# Testo fornito

NURAGHI
I nuraghi, caratteristici monumenti preistorici della Sardegna, sono una manifestazione dell'architettura megalitica, imponente per il numero e la poderosità delle costruzioni.
Per quanto il tempo e gli uomini abbiano rovinato o distrutto la maggior parte dei nuraghi, pure di oltre seimila sono segnalati gli avanzi, alcuni dei quali di mirabile struttura e imponenza.
Hanno per lo più l'aspetto di torri tronco-coniche, con una porta architravata a piano terreno, che dà accesso, per un corridoio munito di nicchia di guardia, ad una camera circolare coperta da cupola ottenuta con l'aggetto graduale dei corsi. Tutta la compagine dell'edificio si regge, senza malta cementizia, per l'equilibrio dei massi che la compongono, massi tratti dalle rocce circostanti, o sedimentarie o eruttive, che dànno un differente aspetto ai nuraghi dei diversi territorî, mentre unica è in tutta l'isola la tecnica struttiva; essa però consente talune diversità speciali alle varie regioni, come le belle torri armoniche degli altipiani basaltici del Marghine e di Campu Giavesu, dell'Anglona, del Sarcidano, e le costruzioni a piccole camere affiancate, appollaiate fra le rupi granitiche sporgenti nell'alta valle del Tirso, negli altipiani di Alà dei Sardi.

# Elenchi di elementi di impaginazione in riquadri
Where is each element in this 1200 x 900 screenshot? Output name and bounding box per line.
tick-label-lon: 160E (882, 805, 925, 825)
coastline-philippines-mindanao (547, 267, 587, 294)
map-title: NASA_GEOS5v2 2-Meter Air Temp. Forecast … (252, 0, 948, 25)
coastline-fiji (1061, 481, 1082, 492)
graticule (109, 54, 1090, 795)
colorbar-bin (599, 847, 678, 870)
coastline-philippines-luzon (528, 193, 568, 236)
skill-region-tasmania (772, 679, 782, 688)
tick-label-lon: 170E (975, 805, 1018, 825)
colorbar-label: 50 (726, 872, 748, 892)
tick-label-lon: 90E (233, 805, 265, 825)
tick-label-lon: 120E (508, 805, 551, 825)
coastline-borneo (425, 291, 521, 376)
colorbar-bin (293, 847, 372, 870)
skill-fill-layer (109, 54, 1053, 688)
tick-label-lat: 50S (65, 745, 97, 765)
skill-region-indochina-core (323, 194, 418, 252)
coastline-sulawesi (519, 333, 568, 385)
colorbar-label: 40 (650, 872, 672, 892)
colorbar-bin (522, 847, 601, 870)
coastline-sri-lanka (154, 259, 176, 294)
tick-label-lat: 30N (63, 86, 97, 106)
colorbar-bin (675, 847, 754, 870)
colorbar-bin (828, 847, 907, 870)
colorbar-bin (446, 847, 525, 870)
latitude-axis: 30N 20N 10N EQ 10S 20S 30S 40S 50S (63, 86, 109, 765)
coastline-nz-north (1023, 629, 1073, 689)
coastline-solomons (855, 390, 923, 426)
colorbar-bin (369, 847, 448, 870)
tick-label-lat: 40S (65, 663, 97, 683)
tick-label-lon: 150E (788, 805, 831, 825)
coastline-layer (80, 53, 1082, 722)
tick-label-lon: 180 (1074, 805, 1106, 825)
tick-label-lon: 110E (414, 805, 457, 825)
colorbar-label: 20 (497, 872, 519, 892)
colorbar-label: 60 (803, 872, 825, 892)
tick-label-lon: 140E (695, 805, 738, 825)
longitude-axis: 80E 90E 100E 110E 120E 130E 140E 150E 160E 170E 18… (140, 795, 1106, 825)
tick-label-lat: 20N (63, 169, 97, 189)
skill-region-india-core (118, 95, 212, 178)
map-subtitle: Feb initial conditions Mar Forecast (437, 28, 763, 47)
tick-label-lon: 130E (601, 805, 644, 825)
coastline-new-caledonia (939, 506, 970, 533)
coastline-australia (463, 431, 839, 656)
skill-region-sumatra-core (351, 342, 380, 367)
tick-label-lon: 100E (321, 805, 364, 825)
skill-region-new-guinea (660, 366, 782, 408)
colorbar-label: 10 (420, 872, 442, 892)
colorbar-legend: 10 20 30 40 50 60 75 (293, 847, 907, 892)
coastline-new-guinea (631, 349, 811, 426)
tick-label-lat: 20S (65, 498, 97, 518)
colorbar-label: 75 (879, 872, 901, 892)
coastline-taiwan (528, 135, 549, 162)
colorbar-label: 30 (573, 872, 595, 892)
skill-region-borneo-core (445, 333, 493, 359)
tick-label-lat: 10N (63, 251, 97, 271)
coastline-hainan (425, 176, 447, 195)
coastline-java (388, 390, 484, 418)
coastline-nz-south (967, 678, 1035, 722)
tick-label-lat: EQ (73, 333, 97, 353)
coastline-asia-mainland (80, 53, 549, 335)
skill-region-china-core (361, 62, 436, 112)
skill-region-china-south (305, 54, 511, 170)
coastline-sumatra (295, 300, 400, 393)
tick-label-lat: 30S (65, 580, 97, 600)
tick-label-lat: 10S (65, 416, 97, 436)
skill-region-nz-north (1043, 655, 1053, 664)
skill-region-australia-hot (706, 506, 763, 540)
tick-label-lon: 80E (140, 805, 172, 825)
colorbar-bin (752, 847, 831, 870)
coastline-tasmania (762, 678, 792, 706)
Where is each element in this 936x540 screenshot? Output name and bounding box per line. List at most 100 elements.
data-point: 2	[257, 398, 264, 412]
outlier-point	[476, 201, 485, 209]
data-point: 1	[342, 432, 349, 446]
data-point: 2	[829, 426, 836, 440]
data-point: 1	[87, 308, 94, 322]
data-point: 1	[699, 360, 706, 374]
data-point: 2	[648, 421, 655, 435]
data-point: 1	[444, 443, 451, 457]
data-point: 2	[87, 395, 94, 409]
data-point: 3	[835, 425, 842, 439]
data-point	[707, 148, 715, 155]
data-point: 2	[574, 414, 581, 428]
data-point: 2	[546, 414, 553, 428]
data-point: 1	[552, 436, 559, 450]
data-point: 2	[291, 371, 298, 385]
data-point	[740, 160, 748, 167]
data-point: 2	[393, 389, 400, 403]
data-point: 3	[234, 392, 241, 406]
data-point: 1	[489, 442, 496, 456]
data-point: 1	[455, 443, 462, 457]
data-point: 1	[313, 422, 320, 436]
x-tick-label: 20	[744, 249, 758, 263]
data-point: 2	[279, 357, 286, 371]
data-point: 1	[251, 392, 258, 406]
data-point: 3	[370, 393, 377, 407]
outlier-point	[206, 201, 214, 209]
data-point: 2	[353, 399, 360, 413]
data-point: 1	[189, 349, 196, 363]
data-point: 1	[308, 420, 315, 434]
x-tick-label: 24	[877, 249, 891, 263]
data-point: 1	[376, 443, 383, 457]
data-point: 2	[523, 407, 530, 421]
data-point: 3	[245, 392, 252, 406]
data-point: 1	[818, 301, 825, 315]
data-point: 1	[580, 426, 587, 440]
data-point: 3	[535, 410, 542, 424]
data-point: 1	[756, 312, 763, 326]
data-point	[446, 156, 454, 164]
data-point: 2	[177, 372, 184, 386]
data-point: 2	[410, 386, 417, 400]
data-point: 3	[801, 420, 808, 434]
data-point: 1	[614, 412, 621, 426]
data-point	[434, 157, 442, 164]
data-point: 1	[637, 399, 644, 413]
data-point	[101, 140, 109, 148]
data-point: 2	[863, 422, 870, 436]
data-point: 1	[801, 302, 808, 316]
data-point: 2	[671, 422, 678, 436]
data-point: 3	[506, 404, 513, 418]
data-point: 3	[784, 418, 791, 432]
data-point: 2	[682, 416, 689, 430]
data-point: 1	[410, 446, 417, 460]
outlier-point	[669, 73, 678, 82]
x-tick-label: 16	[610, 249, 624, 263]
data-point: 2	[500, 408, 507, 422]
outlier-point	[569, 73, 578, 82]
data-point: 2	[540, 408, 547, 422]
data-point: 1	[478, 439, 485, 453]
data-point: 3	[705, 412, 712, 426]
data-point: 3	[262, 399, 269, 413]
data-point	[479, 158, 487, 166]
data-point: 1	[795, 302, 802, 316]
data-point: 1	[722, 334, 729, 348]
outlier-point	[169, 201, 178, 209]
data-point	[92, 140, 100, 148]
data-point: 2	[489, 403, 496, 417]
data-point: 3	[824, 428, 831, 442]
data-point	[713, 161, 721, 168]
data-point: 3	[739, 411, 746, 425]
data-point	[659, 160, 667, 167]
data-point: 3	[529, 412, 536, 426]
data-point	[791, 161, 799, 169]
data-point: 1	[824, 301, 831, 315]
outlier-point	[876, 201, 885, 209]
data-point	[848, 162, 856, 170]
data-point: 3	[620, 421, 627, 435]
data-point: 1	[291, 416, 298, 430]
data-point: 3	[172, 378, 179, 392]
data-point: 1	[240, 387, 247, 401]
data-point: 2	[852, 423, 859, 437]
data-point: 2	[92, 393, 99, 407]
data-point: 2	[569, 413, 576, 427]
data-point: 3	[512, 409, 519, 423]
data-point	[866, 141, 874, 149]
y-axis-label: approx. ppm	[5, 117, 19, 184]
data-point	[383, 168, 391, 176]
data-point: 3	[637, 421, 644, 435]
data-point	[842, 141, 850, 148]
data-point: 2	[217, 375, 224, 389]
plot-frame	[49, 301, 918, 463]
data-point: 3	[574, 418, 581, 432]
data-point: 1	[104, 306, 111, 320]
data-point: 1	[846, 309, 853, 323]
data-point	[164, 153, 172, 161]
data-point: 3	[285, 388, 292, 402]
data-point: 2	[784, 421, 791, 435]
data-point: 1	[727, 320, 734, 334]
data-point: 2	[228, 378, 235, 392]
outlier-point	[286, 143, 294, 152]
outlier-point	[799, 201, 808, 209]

# Compito 1
Secondo il testo sui nuraghi, di quanti nuraghi sono segnalati gli avanzi?
# Compito 2
Nel testo sui nuraghi, riscrivi il tratto da "Hanno per lo" a "Alà dei Sardi.", sostituendo "cupola" con "volta".
# Compito 3
Riprendi il testo sui nuraghi e proseguilo dopo la sua ultima frase.

# Risultato atteso 1
Di oltre seimila.

# Risultato atteso 2
Hanno per lo più l'aspetto di torri tronco-coniche, con una porta architravata a piano terreno, che dà accesso, per un corridoio munito di nicchia di guardia, ad una camera circolare coperta da volta ottenuta con l'aggetto graduale dei corsi. Tutta la compagine dell'edificio si regge, senza malta cementizia, per l'equilibrio dei massi che la compongono, massi tratti dalle rocce circostanti, o sedimentarie o eruttive, che dànno un differente aspetto ai nuraghi dei diversi territorî, mentre unica è in tutta l'isola la tecnica struttiva; essa però consente talune diversità speciali alle varie regioni, come le belle torri armoniche degli altipiani basaltici del Marghine e di Campu Giavesu, dell'Anglona, del Sarcidano, e le costruzioni a piccole camere affiancate, appollaiate fra le rupi granitiche sporgenti nell'alta valle del Tirso, negli altipiani di Alà dei Sardi.

# Risultato atteso 3
I nuraghi sono lo sviluppo sardo dello stesso elemento di camera, coperta da cupola a corsi aggettanti, che sorge dapprima nella Mesopotamia in mattoni crudi, e poi adotta la pietra, passando per l'Asia Minore, l'Egeo, Creta, l'Africa del nord, Pantelleria, l'Italia meridionale, la Sardegna fino all'occidente del Mediterraneo; e mentre in qualche luogo, come in Grecia, a Creta, a Pantelleria è usato come tomba, in Sardegna mantiene l'uso originario di dimora dei vivi.
Dopo G. Pinza e Mayr, che ritennero i nuraghi tombe, tutti gli studiosi hanno oggi accettato l'opinione, già posta dall'archeologo sardo canonico Giovanni Spano e dal suo allievo Filippo Nissardi, e ora illuminata dagli scavi e dalle indagini topografiche di questi ultimi anni, che cioè i nuraghi sono dimore dei vivi. E. Pais, Mackenzie, F. von Duhn hanno pienamente aderito a questa tesi, alla quale A. Taramelli ha portato il contributo di numerosi scavi, compiendo anche il rilevamento della carta archeologica di molte parti della Sardegna.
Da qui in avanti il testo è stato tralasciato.